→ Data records
☆ ☆ ☆ ☆ ☆ ☆ ☆
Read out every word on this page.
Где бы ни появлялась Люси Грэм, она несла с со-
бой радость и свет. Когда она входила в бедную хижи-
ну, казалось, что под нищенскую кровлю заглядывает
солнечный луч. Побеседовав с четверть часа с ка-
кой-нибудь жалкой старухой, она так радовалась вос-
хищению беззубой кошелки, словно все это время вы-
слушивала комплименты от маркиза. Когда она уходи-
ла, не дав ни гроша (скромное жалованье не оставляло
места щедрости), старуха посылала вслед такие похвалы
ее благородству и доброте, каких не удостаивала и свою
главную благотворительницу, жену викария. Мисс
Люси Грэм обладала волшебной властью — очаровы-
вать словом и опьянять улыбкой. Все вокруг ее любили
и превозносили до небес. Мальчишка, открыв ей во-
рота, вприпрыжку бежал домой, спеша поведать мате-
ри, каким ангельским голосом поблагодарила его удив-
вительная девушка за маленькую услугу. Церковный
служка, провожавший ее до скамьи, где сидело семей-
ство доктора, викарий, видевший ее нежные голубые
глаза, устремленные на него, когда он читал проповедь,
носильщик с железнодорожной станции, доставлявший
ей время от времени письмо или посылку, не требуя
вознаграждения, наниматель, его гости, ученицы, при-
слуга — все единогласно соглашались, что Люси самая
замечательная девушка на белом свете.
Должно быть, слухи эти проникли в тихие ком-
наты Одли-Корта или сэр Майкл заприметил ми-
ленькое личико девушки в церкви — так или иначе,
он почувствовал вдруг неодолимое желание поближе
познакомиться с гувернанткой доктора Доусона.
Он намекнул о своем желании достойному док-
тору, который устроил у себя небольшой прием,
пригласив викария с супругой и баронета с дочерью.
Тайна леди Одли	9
☆ ☆ ☆ ☆ ☆ ☆ ☆
→ Exercise objective
In full and verbatim, repeat the records given above.

→ Final result
Read out every word on this page.
Где бы ни появлялась Люси Грэм, она несла с со-
бой радость и свет. Когда она входила в бедную хижи-
ну, казалось, что под нищенскую кровлю заглядывает
солнечный луч. Побеседовав с четверть часа с ка-
кой-нибудь жалкой старухой, она так радовалась вос-
хищению беззубой кошелки, словно все это время вы-
слушивала комплименты от маркиза. Когда она уходи-
ла, не дав ни гроша (скромное жалованье не оставляло
места щедрости), старуха посылала вслед такие похвалы
ее благородству и доброте, каких не удостаивала и свою
главную благотворительницу, жену викария. Мисс
Люси Грэм обладала волшебной властью — очаровы-
вать словом и опьянять улыбкой. Все вокруг ее любили
и превозносили до небес. Мальчишка, открыв ей во-
рота, вприпрыжку бежал домой, спеша поведать мате-
ри, каким ангельским голосом поблагодарила его удив-
вительная девушка за маленькую услугу. Церковный
служка, провожавший ее до скамьи, где сидело семей-
ство доктора, викарий, видевший ее нежные голубые
глаза, устремленные на него, когда он читал проповедь,
носильщик с железнодорожной станции, доставлявший
ей время от времени письмо или посылку, не требуя
вознаграждения, наниматель, его гости, ученицы, при-
слуга — все единогласно соглашались, что Люси самая
замечательная девушка на белом свете.
Должно быть, слухи эти проникли в тихие ком-
наты Одли-Корта или сэр Майкл заприметил ми-
ленькое личико девушки в церкви — так или иначе,
он почувствовал вдруг неодолимое желание поближе
познакомиться с гувернанткой доктора Доусона.
Он намекнул о своем желании достойному док-
тору, который устроил у себя небольшой прием,
пригласив викария с супругой и баронета с дочерью.
Тайна леди Одли	9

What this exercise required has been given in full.